# [Given problem]
In the data, extract each line that holds the string "well".

══════════════════════════════

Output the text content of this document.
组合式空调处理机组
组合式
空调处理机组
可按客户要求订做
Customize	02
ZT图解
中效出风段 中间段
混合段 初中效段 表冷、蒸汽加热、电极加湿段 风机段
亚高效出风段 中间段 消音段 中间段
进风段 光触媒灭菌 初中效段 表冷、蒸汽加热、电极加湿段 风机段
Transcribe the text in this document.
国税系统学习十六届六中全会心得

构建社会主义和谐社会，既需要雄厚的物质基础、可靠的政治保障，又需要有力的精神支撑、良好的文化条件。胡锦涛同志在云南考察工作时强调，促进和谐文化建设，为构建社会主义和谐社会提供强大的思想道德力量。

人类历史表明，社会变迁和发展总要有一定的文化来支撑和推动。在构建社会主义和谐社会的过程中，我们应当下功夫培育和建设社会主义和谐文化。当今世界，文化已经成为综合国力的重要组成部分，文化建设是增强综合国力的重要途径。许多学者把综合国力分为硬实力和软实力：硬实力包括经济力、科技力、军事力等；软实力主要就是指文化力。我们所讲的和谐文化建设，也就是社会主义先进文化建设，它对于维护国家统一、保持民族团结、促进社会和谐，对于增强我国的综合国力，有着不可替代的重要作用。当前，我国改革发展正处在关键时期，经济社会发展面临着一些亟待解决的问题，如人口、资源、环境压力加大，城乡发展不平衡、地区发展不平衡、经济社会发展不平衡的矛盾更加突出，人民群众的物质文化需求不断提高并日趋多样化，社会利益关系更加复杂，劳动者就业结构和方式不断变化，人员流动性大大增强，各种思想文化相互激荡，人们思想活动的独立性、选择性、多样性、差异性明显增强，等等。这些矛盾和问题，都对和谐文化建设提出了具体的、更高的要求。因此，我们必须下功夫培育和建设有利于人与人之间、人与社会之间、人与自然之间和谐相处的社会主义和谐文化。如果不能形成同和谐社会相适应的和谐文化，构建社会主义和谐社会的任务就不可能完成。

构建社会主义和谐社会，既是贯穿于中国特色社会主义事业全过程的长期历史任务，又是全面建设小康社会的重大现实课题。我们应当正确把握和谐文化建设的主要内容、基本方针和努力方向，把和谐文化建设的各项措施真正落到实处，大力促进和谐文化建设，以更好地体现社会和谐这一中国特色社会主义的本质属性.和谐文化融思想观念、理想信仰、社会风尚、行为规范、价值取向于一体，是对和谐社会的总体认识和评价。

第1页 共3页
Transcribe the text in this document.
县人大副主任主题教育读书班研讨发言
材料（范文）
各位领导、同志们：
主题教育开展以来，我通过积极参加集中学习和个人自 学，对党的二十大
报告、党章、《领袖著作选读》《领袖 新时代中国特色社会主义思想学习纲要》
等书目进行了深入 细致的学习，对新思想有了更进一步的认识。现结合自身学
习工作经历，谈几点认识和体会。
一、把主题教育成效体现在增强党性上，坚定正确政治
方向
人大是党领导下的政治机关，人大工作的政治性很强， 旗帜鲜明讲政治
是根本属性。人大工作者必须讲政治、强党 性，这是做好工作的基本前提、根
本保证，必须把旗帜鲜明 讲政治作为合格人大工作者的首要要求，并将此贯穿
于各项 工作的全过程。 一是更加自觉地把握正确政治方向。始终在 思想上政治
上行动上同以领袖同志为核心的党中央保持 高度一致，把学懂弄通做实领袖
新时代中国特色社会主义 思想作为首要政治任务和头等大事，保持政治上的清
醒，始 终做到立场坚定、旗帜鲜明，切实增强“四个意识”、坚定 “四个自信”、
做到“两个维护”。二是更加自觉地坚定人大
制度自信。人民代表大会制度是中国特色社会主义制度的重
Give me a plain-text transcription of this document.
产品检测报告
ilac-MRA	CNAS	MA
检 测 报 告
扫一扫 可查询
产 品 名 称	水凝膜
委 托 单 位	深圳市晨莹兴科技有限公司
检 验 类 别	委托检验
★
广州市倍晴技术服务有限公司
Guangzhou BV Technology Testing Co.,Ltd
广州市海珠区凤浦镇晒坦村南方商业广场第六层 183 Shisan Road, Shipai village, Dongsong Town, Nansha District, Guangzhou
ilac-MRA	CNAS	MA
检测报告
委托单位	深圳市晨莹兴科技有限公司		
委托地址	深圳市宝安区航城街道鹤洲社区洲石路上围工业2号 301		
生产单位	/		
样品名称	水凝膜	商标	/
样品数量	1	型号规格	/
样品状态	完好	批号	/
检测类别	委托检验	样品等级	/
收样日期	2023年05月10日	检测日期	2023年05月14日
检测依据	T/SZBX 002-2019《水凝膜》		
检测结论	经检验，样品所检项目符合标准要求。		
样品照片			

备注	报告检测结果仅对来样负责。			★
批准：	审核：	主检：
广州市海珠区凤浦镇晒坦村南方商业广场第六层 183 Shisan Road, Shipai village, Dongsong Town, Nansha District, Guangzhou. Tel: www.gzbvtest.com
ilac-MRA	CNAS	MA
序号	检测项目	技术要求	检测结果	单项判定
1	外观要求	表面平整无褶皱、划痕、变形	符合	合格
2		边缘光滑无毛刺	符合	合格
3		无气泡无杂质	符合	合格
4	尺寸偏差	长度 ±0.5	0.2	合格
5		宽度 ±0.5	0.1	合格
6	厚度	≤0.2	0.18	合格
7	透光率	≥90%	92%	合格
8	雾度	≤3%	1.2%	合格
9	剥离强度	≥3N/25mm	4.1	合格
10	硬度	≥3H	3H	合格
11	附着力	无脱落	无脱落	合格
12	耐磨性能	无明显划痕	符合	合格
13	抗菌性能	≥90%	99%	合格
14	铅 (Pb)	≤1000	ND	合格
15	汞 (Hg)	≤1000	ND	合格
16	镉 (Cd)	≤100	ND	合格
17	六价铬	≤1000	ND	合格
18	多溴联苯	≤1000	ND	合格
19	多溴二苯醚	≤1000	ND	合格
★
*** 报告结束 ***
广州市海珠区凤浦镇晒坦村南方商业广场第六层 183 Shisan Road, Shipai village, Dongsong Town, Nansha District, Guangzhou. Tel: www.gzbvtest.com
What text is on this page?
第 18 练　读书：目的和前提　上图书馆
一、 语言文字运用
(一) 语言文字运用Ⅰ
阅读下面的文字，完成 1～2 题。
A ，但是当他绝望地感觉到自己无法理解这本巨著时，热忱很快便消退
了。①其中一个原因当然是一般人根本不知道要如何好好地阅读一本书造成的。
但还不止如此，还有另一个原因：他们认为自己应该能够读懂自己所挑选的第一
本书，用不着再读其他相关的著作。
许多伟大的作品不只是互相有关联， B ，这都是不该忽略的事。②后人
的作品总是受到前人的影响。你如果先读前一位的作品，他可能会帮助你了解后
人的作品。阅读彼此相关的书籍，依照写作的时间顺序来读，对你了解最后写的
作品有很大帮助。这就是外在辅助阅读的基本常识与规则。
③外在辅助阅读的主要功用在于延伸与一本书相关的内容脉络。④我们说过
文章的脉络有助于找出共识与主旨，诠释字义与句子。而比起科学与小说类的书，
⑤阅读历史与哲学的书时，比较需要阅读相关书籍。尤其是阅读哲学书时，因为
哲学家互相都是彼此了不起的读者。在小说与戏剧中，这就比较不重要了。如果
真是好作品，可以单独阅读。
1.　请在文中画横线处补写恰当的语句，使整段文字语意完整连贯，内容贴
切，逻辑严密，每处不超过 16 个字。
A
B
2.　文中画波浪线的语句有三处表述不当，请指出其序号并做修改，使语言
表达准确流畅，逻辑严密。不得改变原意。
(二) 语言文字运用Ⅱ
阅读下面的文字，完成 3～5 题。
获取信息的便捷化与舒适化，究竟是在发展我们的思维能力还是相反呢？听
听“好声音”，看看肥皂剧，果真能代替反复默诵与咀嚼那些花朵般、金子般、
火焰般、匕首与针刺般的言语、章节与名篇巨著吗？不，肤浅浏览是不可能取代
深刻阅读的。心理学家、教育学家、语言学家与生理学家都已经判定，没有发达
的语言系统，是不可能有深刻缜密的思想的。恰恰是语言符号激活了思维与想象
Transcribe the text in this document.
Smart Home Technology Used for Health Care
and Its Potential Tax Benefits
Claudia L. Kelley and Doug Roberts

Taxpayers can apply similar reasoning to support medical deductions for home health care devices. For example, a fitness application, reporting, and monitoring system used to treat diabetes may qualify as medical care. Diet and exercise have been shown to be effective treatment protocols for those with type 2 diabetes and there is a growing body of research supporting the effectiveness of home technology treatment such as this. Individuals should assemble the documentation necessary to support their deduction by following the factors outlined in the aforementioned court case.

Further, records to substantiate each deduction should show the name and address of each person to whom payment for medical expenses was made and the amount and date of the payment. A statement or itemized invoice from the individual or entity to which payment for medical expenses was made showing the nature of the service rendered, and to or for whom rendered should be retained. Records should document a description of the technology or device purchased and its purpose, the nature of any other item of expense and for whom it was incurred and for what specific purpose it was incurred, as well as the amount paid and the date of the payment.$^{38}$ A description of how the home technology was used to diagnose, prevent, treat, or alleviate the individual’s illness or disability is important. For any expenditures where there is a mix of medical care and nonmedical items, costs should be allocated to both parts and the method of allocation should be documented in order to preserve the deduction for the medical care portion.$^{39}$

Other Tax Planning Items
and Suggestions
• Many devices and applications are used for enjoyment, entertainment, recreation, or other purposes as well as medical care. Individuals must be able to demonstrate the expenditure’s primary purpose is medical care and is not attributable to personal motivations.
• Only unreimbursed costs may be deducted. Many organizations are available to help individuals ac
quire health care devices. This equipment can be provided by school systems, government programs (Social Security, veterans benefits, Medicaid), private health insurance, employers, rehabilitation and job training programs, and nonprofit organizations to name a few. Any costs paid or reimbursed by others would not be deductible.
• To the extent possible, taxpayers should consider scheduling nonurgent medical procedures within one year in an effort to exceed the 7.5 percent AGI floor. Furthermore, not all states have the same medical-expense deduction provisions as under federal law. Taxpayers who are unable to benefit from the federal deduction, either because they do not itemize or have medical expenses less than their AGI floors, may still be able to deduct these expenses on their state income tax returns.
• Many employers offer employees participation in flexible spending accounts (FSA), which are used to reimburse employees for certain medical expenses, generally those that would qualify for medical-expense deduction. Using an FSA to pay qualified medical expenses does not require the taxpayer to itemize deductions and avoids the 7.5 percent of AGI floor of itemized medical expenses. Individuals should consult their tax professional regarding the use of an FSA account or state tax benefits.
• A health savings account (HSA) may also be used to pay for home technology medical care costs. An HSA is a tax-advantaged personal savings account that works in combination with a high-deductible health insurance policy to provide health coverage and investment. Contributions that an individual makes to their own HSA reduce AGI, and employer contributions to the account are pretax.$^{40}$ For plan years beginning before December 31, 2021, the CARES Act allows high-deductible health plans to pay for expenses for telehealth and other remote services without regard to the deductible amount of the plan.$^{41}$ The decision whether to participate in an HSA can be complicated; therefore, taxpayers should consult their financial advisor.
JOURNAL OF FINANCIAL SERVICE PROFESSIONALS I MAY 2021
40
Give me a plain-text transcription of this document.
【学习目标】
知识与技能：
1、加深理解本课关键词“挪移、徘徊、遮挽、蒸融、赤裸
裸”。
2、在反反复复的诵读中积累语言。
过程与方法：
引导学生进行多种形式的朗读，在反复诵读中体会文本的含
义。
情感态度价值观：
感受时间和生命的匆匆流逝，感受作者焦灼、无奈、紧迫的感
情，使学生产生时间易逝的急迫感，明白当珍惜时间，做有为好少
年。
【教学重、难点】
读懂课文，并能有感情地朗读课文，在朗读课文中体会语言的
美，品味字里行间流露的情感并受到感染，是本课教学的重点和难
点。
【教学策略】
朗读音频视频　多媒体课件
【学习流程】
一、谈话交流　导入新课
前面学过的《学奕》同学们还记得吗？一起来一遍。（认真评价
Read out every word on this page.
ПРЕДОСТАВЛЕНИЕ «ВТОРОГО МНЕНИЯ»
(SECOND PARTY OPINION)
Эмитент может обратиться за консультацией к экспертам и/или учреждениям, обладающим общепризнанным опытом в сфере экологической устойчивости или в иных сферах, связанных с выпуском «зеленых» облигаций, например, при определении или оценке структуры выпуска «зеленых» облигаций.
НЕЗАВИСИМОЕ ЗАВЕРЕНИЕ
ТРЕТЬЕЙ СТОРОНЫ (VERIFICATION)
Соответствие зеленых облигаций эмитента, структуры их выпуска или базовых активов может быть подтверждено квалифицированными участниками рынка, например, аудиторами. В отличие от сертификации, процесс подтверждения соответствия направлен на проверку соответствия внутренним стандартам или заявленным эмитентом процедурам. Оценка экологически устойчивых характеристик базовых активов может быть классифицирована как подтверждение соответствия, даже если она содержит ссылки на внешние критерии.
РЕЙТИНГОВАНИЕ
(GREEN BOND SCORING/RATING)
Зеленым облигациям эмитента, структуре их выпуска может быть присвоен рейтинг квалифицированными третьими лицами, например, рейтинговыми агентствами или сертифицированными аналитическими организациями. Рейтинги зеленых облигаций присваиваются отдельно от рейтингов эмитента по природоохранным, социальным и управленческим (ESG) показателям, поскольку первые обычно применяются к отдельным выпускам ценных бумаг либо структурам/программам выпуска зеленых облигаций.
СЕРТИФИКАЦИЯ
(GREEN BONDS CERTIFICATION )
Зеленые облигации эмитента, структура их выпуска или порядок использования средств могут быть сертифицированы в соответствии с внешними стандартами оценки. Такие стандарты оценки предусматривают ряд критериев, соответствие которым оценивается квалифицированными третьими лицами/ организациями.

══════════════════════════════

# [Exercise response]
Further, records to substantiate each deduction should show the name and address of each person to whom payment for medical expenses was made and the amount and date of the payment. A statement or itemized invoice from the individual or entity to which payment for medical expenses was made showing the nature of the service rendered, and to or for whom rendered should be retained. Records should document a description of the technology or device purchased and its purpose, the nature of any other item of expense and for whom it was incurred and for what specific purpose it was incurred, as well as the amount paid and the date of the payment.$^{38}$ A description of how the home technology was used to diagnose, prevent, treat, or alleviate the individual’s illness or disability is important. For any expenditures where there is a mix of medical care and nonmedical items, costs should be allocated to both parts and the method of allocation should be documented in order to preserve the deduction for the medical care portion.$^{39}$
• Many devices and applications are used for enjoyment, entertainment, recreation, or other purposes as well as medical care. Individuals must be able to demonstrate the expenditure’s primary purpose is medical care and is not attributable to personal motivations.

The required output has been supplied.